Written instruction: Your job is to restate each entry word for word.

Dataset records:

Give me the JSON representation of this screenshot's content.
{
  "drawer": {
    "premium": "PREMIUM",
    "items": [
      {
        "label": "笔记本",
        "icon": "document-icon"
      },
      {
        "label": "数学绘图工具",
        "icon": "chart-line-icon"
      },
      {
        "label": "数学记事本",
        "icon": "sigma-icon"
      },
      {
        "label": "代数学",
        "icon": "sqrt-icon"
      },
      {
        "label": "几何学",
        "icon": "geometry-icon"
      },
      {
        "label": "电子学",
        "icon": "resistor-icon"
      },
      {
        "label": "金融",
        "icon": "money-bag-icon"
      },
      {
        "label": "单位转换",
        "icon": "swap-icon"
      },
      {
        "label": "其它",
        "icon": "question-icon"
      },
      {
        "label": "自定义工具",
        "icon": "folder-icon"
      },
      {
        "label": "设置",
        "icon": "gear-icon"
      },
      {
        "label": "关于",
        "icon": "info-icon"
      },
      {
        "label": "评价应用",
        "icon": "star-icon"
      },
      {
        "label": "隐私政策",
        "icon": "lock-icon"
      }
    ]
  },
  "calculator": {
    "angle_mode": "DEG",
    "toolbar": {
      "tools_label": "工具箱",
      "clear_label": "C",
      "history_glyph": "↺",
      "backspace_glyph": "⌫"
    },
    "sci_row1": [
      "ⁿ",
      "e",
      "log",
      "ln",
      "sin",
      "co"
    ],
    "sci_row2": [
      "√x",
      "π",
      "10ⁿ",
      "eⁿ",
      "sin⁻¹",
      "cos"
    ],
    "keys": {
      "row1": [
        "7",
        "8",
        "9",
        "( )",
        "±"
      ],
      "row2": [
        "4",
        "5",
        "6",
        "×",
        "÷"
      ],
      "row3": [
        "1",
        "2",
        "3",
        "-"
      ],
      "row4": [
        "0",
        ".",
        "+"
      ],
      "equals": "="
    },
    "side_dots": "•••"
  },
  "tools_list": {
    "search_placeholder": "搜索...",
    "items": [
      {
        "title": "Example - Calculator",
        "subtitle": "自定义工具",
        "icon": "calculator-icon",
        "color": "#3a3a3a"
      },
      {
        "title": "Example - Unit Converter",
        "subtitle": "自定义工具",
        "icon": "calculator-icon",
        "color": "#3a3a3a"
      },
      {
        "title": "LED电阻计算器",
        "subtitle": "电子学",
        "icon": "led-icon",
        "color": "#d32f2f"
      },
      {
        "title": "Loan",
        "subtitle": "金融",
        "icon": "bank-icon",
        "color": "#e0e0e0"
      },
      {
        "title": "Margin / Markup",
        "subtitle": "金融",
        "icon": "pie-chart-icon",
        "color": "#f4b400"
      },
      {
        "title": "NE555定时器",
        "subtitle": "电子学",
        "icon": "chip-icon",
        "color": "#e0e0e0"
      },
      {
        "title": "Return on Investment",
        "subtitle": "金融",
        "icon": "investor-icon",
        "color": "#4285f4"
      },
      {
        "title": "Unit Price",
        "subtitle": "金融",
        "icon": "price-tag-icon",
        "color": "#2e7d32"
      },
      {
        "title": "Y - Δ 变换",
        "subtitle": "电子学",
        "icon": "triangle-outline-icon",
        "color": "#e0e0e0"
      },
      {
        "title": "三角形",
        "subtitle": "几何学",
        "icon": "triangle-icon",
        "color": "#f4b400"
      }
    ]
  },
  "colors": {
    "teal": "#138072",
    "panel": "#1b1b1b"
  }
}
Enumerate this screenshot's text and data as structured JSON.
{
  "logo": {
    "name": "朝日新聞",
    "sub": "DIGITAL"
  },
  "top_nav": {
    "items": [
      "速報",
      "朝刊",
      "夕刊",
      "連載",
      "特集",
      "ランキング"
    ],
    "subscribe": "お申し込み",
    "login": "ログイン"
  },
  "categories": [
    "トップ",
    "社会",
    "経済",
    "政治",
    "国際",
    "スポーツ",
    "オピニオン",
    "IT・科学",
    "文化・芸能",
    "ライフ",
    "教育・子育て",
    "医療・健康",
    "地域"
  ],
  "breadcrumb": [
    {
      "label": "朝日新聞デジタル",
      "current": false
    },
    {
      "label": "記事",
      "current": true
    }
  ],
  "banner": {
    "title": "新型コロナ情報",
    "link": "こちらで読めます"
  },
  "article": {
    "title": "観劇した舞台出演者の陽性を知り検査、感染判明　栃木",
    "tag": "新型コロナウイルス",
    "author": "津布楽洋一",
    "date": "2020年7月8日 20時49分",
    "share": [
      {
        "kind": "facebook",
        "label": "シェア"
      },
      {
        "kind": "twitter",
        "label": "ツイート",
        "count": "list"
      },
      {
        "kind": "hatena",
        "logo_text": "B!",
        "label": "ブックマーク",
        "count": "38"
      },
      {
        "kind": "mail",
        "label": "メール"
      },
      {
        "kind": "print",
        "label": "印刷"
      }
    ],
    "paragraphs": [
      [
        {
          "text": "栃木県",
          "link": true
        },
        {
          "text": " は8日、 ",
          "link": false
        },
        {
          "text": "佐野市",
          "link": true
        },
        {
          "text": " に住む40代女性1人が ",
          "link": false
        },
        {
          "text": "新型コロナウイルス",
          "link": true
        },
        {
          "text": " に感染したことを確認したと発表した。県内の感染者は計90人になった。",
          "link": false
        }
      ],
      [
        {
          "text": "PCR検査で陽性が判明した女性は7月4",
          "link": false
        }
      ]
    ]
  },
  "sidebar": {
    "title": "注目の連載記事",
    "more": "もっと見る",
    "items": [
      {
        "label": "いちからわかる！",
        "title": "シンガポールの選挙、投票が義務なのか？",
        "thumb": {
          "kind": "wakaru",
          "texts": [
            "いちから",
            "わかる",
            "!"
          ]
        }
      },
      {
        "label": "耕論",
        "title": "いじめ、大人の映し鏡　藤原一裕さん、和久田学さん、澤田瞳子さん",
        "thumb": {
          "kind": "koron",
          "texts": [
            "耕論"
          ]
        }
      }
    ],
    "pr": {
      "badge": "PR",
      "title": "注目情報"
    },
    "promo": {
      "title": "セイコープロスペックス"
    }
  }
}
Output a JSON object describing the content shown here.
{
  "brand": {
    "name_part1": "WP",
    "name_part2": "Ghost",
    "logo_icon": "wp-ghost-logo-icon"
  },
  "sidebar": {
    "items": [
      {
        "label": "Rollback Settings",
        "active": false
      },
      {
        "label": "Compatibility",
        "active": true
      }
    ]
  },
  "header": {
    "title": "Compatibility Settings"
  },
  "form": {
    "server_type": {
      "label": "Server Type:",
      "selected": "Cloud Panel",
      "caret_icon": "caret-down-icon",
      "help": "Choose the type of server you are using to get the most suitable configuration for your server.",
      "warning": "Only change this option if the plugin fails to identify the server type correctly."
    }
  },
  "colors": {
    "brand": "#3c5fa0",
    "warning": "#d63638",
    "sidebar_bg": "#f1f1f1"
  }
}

The answer:
Give me the JSON representation of this screenshot's content.
{
  "drawer": {
    "premium": "PREMIUM",
    "items": [
      {
        "label": "笔记本",
        "icon": "document-icon"
      },
      {
        "label": "数学绘图工具",
        "icon": "chart-line-icon"
      },
      {
        "label": "数学记事本",
        "icon": "sigma-icon"
      },
      {
        "label": "代数学",
        "icon": "sqrt-icon"
      },
      {
        "label": "几何学",
        "icon": "geometry-icon"
      },
      {
        "label": "电子学",
        "icon": "resistor-icon"
      },
      {
        "label": "金融",
        "icon": "money-bag-icon"
      },
      {
        "label": "单位转换",
        "icon": "swap-icon"
      },
      {
        "label": "其它",
        "icon": "question-icon"
      },
      {
        "label": "自定义工具",
        "icon": "folder-icon"
      },
      {
        "label": "设置",
        "icon": "gear-icon"
      },
      {
        "label": "关于",
        "icon": "info-icon"
      },
      {
        "label": "评价应用",
        "icon": "star-icon"
      },
      {
        "label": "隐私政策",
        "icon": "lock-icon"
      }
    ]
  },
  "calculator": {
    "angle_mode": "DEG",
    "toolbar": {
      "tools_label": "工具箱",
      "clear_label": "C",
      "history_glyph": "↺",
      "backspace_glyph": "⌫"
    },
    "sci_row1": [
      "ⁿ",
      "e",
      "log",
      "ln",
      "sin",
      "co"
    ],
    "sci_row2": [
      "√x",
      "π",
      "10ⁿ",
      "eⁿ",
      "sin⁻¹",
      "cos"
    ],
    "keys": {
      "row1": [
        "7",
        "8",
        "9",
        "( )",
        "±"
      ],
      "row2": [
        "4",
        "5",
        "6",
        "×",
        "÷"
      ],
      "row3": [
        "1",
        "2",
        "3",
        "-"
      ],
      "row4": [
        "0",
        ".",
        "+"
      ],
      "equals": "="
    },
    "side_dots": "•••"
  },
  "tools_list": {
    "search_placeholder": "搜索...",
    "items": [
      {
        "title": "Example - Calculator",
        "subtitle": "自定义工具",
        "icon": "calculator-icon",
        "color": "#3a3a3a"
      },
      {
        "title": "Example - Unit Converter",
        "subtitle": "自定义工具",
        "icon": "calculator-icon",
        "color": "#3a3a3a"
      },
      {
        "title": "LED电阻计算器",
        "subtitle": "电子学",
        "icon": "led-icon",
        "color": "#d32f2f"
      },
      {
        "title": "Loan",
        "subtitle": "金融",
        "icon": "bank-icon",
        "color": "#e0e0e0"
      },
      {
        "title": "Margin / Markup",
        "subtitle": "金融",
        "icon": "pie-chart-icon",
        "color": "#f4b400"
      },
      {
        "title": "NE555定时器",
        "subtitle": "电子学",
        "icon": "chip-icon",
        "color": "#e0e0e0"
      },
      {
        "title": "Return on Investment",
        "subtitle": "金融",
        "icon": "investor-icon",
        "color": "#4285f4"
      },
      {
        "title": "Unit Price",
        "subtitle": "金融",
        "icon": "price-tag-icon",
        "color": "#2e7d32"
      },
      {
        "title": "Y - Δ 变换",
        "subtitle": "电子学",
        "icon": "triangle-outline-icon",
        "color": "#e0e0e0"
      },
      {
        "title": "三角形",
        "subtitle": "几何学",
        "icon": "triangle-icon",
        "color": "#f4b400"
      }
    ]
  },
  "colors": {
    "teal": "#138072",
    "panel": "#1b1b1b"
  }
}
Enumerate this screenshot's text and data as structured JSON.
{
  "logo": {
    "name": "朝日新聞",
    "sub": "DIGITAL"
  },
  "top_nav": {
    "items": [
      "速報",
      "朝刊",
      "夕刊",
      "連載",
      "特集",
      "ランキング"
    ],
    "subscribe": "お申し込み",
    "login": "ログイン"
  },
  "categories": [
    "トップ",
    "社会",
    "経済",
    "政治",
    "国際",
    "スポーツ",
    "オピニオン",
    "IT・科学",
    "文化・芸能",
    "ライフ",
    "教育・子育て",
    "医療・健康",
    "地域"
  ],
  "breadcrumb": [
    {
      "label": "朝日新聞デジタル",
      "current": false
    },
    {
      "label": "記事",
      "current": true
    }
  ],
  "banner": {
    "title": "新型コロナ情報",
    "link": "こちらで読めます"
  },
  "article": {
    "title": "観劇した舞台出演者の陽性を知り検査、感染判明　栃木",
    "tag": "新型コロナウイルス",
    "author": "津布楽洋一",
    "date": "2020年7月8日 20時49分",
    "share": [
      {
        "kind": "facebook",
        "label": "シェア"
      },
      {
        "kind": "twitter",
        "label": "ツイート",
        "count": "list"
      },
      {
        "kind": "hatena",
        "logo_text": "B!",
        "label": "ブックマーク",
        "count": "38"
      },
      {
        "kind": "mail",
        "label": "メール"
      },
      {
        "kind": "print",
        "label": "印刷"
      }
    ],
    "paragraphs": [
      [
        {
          "text": "栃木県",
          "link": true
        },
        {
          "text": " は8日、 ",
          "link": false
        },
        {
          "text": "佐野市",
          "link": true
        },
        {
          "text": " に住む40代女性1人が ",
          "link": false
        },
        {
          "text": "新型コロナウイルス",
          "link": true
        },
        {
          "text": " に感染したことを確認したと発表した。県内の感染者は計90人になった。",
          "link": false
        }
      ],
      [
        {
          "text": "PCR検査で陽性が判明した女性は7月4",
          "link": false
        }
      ]
    ]
  },
  "sidebar": {
    "title": "注目の連載記事",
    "more": "もっと見る",
    "items": [
      {
        "label": "いちからわかる！",
        "title": "シンガポールの選挙、投票が義務なのか？",
        "thumb": {
          "kind": "wakaru",
          "texts": [
            "いちから",
            "わかる",
            "!"
          ]
        }
      },
      {
        "label": "耕論",
        "title": "いじめ、大人の映し鏡　藤原一裕さん、和久田学さん、澤田瞳子さん",
        "thumb": {
          "kind": "koron",
          "texts": [
            "耕論"
          ]
        }
      }
    ],
    "pr": {
      "badge": "PR",
      "title": "注目情報"
    },
    "promo": {
      "title": "セイコープロスペックス"
    }
  }
}
Output a JSON object describing the content shown here.
{
  "brand": {
    "name_part1": "WP",
    "name_part2": "Ghost",
    "logo_icon": "wp-ghost-logo-icon"
  },
  "sidebar": {
    "items": [
      {
        "label": "Rollback Settings",
        "active": false
      },
      {
        "label": "Compatibility",
        "active": true
      }
    ]
  },
  "header": {
    "title": "Compatibility Settings"
  },
  "form": {
    "server_type": {
      "label": "Server Type:",
      "selected": "Cloud Panel",
      "caret_icon": "caret-down-icon",
      "help": "Choose the type of server you are using to get the most suitable configuration for your server.",
      "warning": "Only change this option if the plugin fails to identify the server type correctly."
    }
  },
  "colors": {
    "brand": "#3c5fa0",
    "warning": "#d63638",
    "sidebar_bg": "#f1f1f1"
  }
}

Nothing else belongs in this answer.